**TEXTE:**

===============

Le sommet des dirigeants des Balkans occidentaux et de l’UE au Monténégro est annoncé par les responsables bruxellois comme un nouvel élan pour rapprocher cette région complexe de la communauté des États européens. Grâce au nouvel instrument de réforme et de croissance pour les Balkans occidentaux, doté de 6 milliards d’euros, on tente de lier plus étroitement à Bruxelles les pays issus de la dissolution de l’ex-Yougoslavie et du bloc communiste, qui ont été écartés de l’adhésion à l’UE, à laquelle ils aspiraient tant, par les guerres des années 1990 et de nombreux conflits non résolus.
Cependant, les derniers événements, qui se sont déroulés en à peine un mois, ont montré que les “fantômes des Balkans”, qui ont été à l’origine de crises européennes majeures et même de guerres, ne peuvent être définitivement refermés par de simples promesses et une aide temporaire, sans une vision claire et sans une action et une présence actives dans la région.
Cette région négligée, située au carrefour des routes vers l’Asie et la Russie, s’est soudainement transformée en un conflit diplomatique “tous contre tous”, impliquant trois membres de l’UE appartenant à la région élargie des Balkans et cinq membres de l’OTAN. L’approche arrogante de Bruxelles se limitant à des visites occasionnelles, des ordres et des promesses non tenues, les Balkans, de plus en plus désillusionnés par des décennies de désintérêt politique, se sont ouverts à d’autres puissances mondiales, qui trouvent leurs intérêts économiques et géopolitiques dans cette partie la plus vulnérable de l’Europe. Parmi les pays européens, je ne distinguerais que l’Italie qui, comprenant bien les dynamiques et les différends régionaux internes, ainsi que les intérêts extérieurs des puissances non européennes, construit progressivement sa présence politique et économique constructive.

===============

**DONNÉES FOURNIES:**
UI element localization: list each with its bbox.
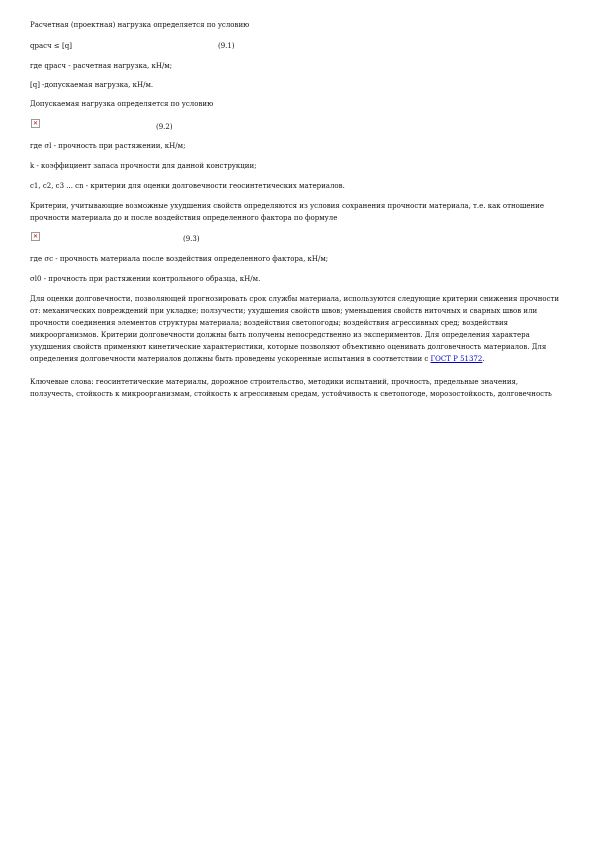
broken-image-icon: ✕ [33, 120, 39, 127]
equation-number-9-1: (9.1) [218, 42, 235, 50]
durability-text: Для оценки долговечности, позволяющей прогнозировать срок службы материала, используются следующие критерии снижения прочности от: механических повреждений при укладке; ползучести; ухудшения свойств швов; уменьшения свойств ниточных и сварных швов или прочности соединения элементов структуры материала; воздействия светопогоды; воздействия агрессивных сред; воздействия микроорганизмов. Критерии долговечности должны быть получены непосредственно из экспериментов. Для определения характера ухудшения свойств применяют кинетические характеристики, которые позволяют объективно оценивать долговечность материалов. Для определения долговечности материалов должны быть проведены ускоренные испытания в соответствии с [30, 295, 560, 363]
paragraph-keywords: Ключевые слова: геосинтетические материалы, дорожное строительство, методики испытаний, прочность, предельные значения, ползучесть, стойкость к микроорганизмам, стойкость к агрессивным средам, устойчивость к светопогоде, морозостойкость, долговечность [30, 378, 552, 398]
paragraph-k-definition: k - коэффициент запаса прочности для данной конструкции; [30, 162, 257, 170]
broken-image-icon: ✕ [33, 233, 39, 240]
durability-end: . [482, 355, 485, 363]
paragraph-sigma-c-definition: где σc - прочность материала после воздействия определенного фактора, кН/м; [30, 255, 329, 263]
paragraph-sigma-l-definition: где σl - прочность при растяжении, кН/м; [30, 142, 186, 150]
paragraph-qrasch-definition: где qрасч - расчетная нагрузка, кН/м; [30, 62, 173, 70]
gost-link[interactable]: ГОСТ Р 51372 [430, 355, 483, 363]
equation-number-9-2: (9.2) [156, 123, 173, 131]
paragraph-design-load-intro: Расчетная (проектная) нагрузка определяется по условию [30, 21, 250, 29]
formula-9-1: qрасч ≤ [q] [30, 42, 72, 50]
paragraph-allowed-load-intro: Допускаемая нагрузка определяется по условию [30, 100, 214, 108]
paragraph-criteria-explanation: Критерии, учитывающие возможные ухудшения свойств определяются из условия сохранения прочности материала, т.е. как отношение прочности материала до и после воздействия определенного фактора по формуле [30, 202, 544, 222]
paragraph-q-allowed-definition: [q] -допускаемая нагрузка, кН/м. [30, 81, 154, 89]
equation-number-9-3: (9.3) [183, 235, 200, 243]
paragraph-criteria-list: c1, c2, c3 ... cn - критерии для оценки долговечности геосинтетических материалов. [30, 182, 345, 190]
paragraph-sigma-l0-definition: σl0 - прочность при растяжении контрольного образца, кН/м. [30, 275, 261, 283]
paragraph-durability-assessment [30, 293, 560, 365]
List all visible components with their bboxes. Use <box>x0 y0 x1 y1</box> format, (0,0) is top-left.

===============

**EXERCICES:**
1) Répondez aux questions suivantes sur le texte consacré aux Balkans occidentaux :
(a) Dans quel pays se tient le sommet des dirigeants des Balkans occidentaux et de l'UE ?
(b) Combien de membres de l'UE et combien de membres de l'OTAN le conflit diplomatique implique-t-il ?
(c) Quel pays est le seul à être distingué parmi les pays européens ?
2) Recopiez le texte sur les Balkans occidentaux, tout ce qui va de « Cependant, les derniers » jusqu'à « dans la région. », en remplaçant « une aide temporaire » par « une aide ponctuelle ».

**CORRIGÉ:**
1)
(a) Au Monténégro.
(b) Trois membres de l'UE et cinq membres de l'OTAN.
(c) L'Italie.

2)
Cependant, les derniers événements, qui se sont déroulés en à peine un mois, ont montré que les “fantômes des Balkans”, qui ont été à l’origine de crises européennes majeures et même de guerres, ne peuvent être définitivement refermés par de simples promesses et une aide ponctuelle, sans une vision claire et sans une action et une présence actives dans la région.